### What you should do
Set down every record once more, exactly as given.

### Extracted entries
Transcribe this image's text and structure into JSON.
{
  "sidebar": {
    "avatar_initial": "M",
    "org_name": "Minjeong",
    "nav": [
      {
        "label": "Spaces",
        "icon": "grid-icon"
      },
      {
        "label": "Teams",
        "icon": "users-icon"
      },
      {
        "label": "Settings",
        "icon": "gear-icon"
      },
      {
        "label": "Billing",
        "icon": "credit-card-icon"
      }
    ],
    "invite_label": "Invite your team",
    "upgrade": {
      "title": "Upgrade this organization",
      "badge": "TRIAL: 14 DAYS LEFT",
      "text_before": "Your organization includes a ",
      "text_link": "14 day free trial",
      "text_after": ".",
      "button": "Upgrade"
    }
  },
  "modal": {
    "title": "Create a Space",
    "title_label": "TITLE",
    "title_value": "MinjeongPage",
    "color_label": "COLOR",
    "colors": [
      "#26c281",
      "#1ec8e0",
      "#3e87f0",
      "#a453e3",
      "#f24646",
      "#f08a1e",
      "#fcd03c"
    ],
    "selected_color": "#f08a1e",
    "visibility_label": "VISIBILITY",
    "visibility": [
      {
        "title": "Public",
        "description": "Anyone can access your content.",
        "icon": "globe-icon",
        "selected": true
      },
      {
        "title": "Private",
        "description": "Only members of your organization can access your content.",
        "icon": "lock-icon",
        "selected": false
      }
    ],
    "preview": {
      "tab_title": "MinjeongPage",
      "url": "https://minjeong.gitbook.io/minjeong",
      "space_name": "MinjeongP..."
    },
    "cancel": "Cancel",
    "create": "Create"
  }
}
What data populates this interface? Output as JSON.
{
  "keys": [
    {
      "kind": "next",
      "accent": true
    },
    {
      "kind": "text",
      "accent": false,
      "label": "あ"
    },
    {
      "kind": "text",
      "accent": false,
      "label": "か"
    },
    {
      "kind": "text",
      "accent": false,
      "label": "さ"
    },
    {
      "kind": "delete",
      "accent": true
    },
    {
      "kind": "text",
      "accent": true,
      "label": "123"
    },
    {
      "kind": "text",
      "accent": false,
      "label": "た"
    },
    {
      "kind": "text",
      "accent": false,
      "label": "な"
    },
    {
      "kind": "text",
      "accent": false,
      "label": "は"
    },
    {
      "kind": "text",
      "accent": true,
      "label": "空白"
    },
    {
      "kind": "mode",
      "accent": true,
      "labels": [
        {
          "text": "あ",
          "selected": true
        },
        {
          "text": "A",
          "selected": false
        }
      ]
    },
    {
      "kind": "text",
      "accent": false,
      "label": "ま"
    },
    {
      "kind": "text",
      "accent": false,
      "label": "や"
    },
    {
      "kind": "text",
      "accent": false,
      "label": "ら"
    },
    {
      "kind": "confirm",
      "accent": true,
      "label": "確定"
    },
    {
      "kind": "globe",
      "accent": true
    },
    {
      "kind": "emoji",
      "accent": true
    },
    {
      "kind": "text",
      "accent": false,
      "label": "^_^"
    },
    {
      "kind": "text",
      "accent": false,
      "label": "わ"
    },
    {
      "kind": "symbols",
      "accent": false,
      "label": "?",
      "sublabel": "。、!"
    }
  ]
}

### Full response
Transcribe this image's text and structure into JSON.
{
  "sidebar": {
    "avatar_initial": "M",
    "org_name": "Minjeong",
    "nav": [
      {
        "label": "Spaces",
        "icon": "grid-icon"
      },
      {
        "label": "Teams",
        "icon": "users-icon"
      },
      {
        "label": "Settings",
        "icon": "gear-icon"
      },
      {
        "label": "Billing",
        "icon": "credit-card-icon"
      }
    ],
    "invite_label": "Invite your team",
    "upgrade": {
      "title": "Upgrade this organization",
      "badge": "TRIAL: 14 DAYS LEFT",
      "text_before": "Your organization includes a ",
      "text_link": "14 day free trial",
      "text_after": ".",
      "button": "Upgrade"
    }
  },
  "modal": {
    "title": "Create a Space",
    "title_label": "TITLE",
    "title_value": "MinjeongPage",
    "color_label": "COLOR",
    "colors": [
      "#26c281",
      "#1ec8e0",
      "#3e87f0",
      "#a453e3",
      "#f24646",
      "#f08a1e",
      "#fcd03c"
    ],
    "selected_color": "#f08a1e",
    "visibility_label": "VISIBILITY",
    "visibility": [
      {
        "title": "Public",
        "description": "Anyone can access your content.",
        "icon": "globe-icon",
        "selected": true
      },
      {
        "title": "Private",
        "description": "Only members of your organization can access your content.",
        "icon": "lock-icon",
        "selected": false
      }
    ],
    "preview": {
      "tab_title": "MinjeongPage",
      "url": "https://minjeong.gitbook.io/minjeong",
      "space_name": "MinjeongP..."
    },
    "cancel": "Cancel",
    "create": "Create"
  }
}
What data populates this interface? Output as JSON.
{
  "keys": [
    {
      "kind": "next",
      "accent": true
    },
    {
      "kind": "text",
      "accent": false,
      "label": "あ"
    },
    {
      "kind": "text",
      "accent": false,
      "label": "か"
    },
    {
      "kind": "text",
      "accent": false,
      "label": "さ"
    },
    {
      "kind": "delete",
      "accent": true
    },
    {
      "kind": "text",
      "accent": true,
      "label": "123"
    },
    {
      "kind": "text",
      "accent": false,
      "label": "た"
    },
    {
      "kind": "text",
      "accent": false,
      "label": "な"
    },
    {
      "kind": "text",
      "accent": false,
      "label": "は"
    },
    {
      "kind": "text",
      "accent": true,
      "label": "空白"
    },
    {
      "kind": "mode",
      "accent": true,
      "labels": [
        {
          "text": "あ",
          "selected": true
        },
        {
          "text": "A",
          "selected": false
        }
      ]
    },
    {
      "kind": "text",
      "accent": false,
      "label": "ま"
    },
    {
      "kind": "text",
      "accent": false,
      "label": "や"
    },
    {
      "kind": "text",
      "accent": false,
      "label": "ら"
    },
    {
      "kind": "confirm",
      "accent": true,
      "label": "確定"
    },
    {
      "kind": "globe",
      "accent": true
    },
    {
      "kind": "emoji",
      "accent": true
    },
    {
      "kind": "text",
      "accent": false,
      "label": "^_^"
    },
    {
      "kind": "text",
      "accent": false,
      "label": "わ"
    },
    {
      "kind": "symbols",
      "accent": false,
      "label": "?",
      "sublabel": "。、!"
    }
  ]
}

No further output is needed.